**Records supplied**

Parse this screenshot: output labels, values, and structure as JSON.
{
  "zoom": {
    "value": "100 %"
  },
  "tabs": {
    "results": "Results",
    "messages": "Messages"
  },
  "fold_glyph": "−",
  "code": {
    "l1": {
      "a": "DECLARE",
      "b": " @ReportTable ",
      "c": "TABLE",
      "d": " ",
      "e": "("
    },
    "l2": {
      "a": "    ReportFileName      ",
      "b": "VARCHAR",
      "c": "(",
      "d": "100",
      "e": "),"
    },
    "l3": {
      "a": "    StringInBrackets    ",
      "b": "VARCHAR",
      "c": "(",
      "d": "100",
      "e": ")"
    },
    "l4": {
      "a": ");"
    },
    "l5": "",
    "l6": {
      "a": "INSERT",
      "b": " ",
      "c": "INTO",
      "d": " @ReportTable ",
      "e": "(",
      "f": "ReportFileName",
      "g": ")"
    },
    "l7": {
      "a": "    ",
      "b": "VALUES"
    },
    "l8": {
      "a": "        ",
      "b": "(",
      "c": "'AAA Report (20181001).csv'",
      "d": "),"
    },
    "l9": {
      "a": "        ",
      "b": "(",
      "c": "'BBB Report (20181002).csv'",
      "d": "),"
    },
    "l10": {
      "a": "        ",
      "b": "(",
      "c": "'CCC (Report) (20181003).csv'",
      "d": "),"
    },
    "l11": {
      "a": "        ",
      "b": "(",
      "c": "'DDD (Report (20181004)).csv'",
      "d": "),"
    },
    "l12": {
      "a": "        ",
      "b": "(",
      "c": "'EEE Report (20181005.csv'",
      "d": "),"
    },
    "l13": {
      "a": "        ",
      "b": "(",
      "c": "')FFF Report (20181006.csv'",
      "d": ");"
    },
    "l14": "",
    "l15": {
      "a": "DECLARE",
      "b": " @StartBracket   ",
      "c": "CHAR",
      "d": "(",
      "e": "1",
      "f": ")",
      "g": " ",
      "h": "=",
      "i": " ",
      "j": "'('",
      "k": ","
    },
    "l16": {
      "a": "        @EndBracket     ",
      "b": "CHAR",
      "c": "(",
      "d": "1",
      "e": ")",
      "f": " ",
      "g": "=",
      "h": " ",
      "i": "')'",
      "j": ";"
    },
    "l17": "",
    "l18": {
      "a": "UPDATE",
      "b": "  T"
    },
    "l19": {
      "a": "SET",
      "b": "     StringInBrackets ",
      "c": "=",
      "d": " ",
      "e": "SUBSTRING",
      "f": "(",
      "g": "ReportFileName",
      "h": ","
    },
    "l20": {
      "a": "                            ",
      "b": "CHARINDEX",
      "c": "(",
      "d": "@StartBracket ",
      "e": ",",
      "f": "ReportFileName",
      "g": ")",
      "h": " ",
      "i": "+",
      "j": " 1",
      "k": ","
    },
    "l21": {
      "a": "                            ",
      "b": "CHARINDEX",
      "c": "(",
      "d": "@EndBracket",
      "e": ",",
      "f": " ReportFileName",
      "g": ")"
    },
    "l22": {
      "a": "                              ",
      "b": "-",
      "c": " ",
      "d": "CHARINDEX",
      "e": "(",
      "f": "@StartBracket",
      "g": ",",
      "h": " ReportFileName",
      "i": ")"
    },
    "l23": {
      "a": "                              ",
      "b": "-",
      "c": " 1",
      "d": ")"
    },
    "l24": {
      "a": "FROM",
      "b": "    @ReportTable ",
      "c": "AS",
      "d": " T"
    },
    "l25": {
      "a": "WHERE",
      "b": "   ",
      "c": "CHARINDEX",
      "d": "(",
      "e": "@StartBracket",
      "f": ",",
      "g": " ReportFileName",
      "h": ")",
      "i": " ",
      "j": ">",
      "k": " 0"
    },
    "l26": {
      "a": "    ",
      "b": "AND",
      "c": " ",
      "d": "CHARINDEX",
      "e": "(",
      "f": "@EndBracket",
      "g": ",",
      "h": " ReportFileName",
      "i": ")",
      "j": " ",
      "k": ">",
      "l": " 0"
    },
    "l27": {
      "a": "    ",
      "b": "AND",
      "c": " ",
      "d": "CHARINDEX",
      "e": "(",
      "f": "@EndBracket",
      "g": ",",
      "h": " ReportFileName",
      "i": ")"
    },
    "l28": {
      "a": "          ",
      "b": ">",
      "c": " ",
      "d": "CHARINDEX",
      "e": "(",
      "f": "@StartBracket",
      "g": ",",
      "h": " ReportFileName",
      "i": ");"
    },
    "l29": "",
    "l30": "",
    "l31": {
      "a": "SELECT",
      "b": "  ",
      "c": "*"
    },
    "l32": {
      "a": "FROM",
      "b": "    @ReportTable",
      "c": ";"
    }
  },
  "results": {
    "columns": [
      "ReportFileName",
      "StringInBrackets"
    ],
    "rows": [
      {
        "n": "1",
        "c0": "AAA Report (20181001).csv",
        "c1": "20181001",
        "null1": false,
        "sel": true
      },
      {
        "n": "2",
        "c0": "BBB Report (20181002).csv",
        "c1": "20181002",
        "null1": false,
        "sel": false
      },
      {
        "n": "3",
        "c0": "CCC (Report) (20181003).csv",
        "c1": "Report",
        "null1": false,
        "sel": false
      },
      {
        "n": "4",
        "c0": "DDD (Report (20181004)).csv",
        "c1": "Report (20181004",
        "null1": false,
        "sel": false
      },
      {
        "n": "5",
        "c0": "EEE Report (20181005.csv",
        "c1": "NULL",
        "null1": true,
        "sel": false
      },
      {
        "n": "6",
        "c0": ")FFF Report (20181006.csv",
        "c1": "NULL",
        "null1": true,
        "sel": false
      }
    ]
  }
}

**Your instructions**
Once more, set down the full listing, verbatim.

**Exercise output**
Parse this screenshot: output labels, values, and structure as JSON.
{
  "zoom": {
    "value": "100 %"
  },
  "tabs": {
    "results": "Results",
    "messages": "Messages"
  },
  "fold_glyph": "−",
  "code": {
    "l1": {
      "a": "DECLARE",
      "b": " @ReportTable ",
      "c": "TABLE",
      "d": " ",
      "e": "("
    },
    "l2": {
      "a": "    ReportFileName      ",
      "b": "VARCHAR",
      "c": "(",
      "d": "100",
      "e": "),"
    },
    "l3": {
      "a": "    StringInBrackets    ",
      "b": "VARCHAR",
      "c": "(",
      "d": "100",
      "e": ")"
    },
    "l4": {
      "a": ");"
    },
    "l5": "",
    "l6": {
      "a": "INSERT",
      "b": " ",
      "c": "INTO",
      "d": " @ReportTable ",
      "e": "(",
      "f": "ReportFileName",
      "g": ")"
    },
    "l7": {
      "a": "    ",
      "b": "VALUES"
    },
    "l8": {
      "a": "        ",
      "b": "(",
      "c": "'AAA Report (20181001).csv'",
      "d": "),"
    },
    "l9": {
      "a": "        ",
      "b": "(",
      "c": "'BBB Report (20181002).csv'",
      "d": "),"
    },
    "l10": {
      "a": "        ",
      "b": "(",
      "c": "'CCC (Report) (20181003).csv'",
      "d": "),"
    },
    "l11": {
      "a": "        ",
      "b": "(",
      "c": "'DDD (Report (20181004)).csv'",
      "d": "),"
    },
    "l12": {
      "a": "        ",
      "b": "(",
      "c": "'EEE Report (20181005.csv'",
      "d": "),"
    },
    "l13": {
      "a": "        ",
      "b": "(",
      "c": "')FFF Report (20181006.csv'",
      "d": ");"
    },
    "l14": "",
    "l15": {
      "a": "DECLARE",
      "b": " @StartBracket   ",
      "c": "CHAR",
      "d": "(",
      "e": "1",
      "f": ")",
      "g": " ",
      "h": "=",
      "i": " ",
      "j": "'('",
      "k": ","
    },
    "l16": {
      "a": "        @EndBracket     ",
      "b": "CHAR",
      "c": "(",
      "d": "1",
      "e": ")",
      "f": " ",
      "g": "=",
      "h": " ",
      "i": "')'",
      "j": ";"
    },
    "l17": "",
    "l18": {
      "a": "UPDATE",
      "b": "  T"
    },
    "l19": {
      "a": "SET",
      "b": "     StringInBrackets ",
      "c": "=",
      "d": " ",
      "e": "SUBSTRING",
      "f": "(",
      "g": "ReportFileName",
      "h": ","
    },
    "l20": {
      "a": "                            ",
      "b": "CHARINDEX",
      "c": "(",
      "d": "@StartBracket ",
      "e": ",",
      "f": "ReportFileName",
      "g": ")",
      "h": " ",
      "i": "+",
      "j": " 1",
      "k": ","
    },
    "l21": {
      "a": "                            ",
      "b": "CHARINDEX",
      "c": "(",
      "d": "@EndBracket",
      "e": ",",
      "f": " ReportFileName",
      "g": ")"
    },
    "l22": {
      "a": "                              ",
      "b": "-",
      "c": " ",
      "d": "CHARINDEX",
      "e": "(",
      "f": "@StartBracket",
      "g": ",",
      "h": " ReportFileName",
      "i": ")"
    },
    "l23": {
      "a": "                              ",
      "b": "-",
      "c": " 1",
      "d": ")"
    },
    "l24": {
      "a": "FROM",
      "b": "    @ReportTable ",
      "c": "AS",
      "d": " T"
    },
    "l25": {
      "a": "WHERE",
      "b": "   ",
      "c": "CHARINDEX",
      "d": "(",
      "e": "@StartBracket",
      "f": ",",
      "g": " ReportFileName",
      "h": ")",
      "i": " ",
      "j": ">",
      "k": " 0"
    },
    "l26": {
      "a": "    ",
      "b": "AND",
      "c": " ",
      "d": "CHARINDEX",
      "e": "(",
      "f": "@EndBracket",
      "g": ",",
      "h": " ReportFileName",
      "i": ")",
      "j": " ",
      "k": ">",
      "l": " 0"
    },
    "l27": {
      "a": "    ",
      "b": "AND",
      "c": " ",
      "d": "CHARINDEX",
      "e": "(",
      "f": "@EndBracket",
      "g": ",",
      "h": " ReportFileName",
      "i": ")"
    },
    "l28": {
      "a": "          ",
      "b": ">",
      "c": " ",
      "d": "CHARINDEX",
      "e": "(",
      "f": "@StartBracket",
      "g": ",",
      "h": " ReportFileName",
      "i": ");"
    },
    "l29": "",
    "l30": "",
    "l31": {
      "a": "SELECT",
      "b": "  ",
      "c": "*"
    },
    "l32": {
      "a": "FROM",
      "b": "    @ReportTable",
      "c": ";"
    }
  },
  "results": {
    "columns": [
      "ReportFileName",
      "StringInBrackets"
    ],
    "rows": [
      {
        "n": "1",
        "c0": "AAA Report (20181001).csv",
        "c1": "20181001",
        "null1": false,
        "sel": true
      },
      {
        "n": "2",
        "c0": "BBB Report (20181002).csv",
        "c1": "20181002",
        "null1": false,
        "sel": false
      },
      {
        "n": "3",
        "c0": "CCC (Report) (20181003).csv",
        "c1": "Report",
        "null1": false,
        "sel": false
      },
      {
        "n": "4",
        "c0": "DDD (Report (20181004)).csv",
        "c1": "Report (20181004",
        "null1": false,
        "sel": false
      },
      {
        "n": "5",
        "c0": "EEE Report (20181005.csv",
        "c1": "NULL",
        "null1": true,
        "sel": false
      },
      {
        "n": "6",
        "c0": ")FFF Report (20181006.csv",
        "c1": "NULL",
        "null1": true,
        "sel": false
      }
    ]
  }
}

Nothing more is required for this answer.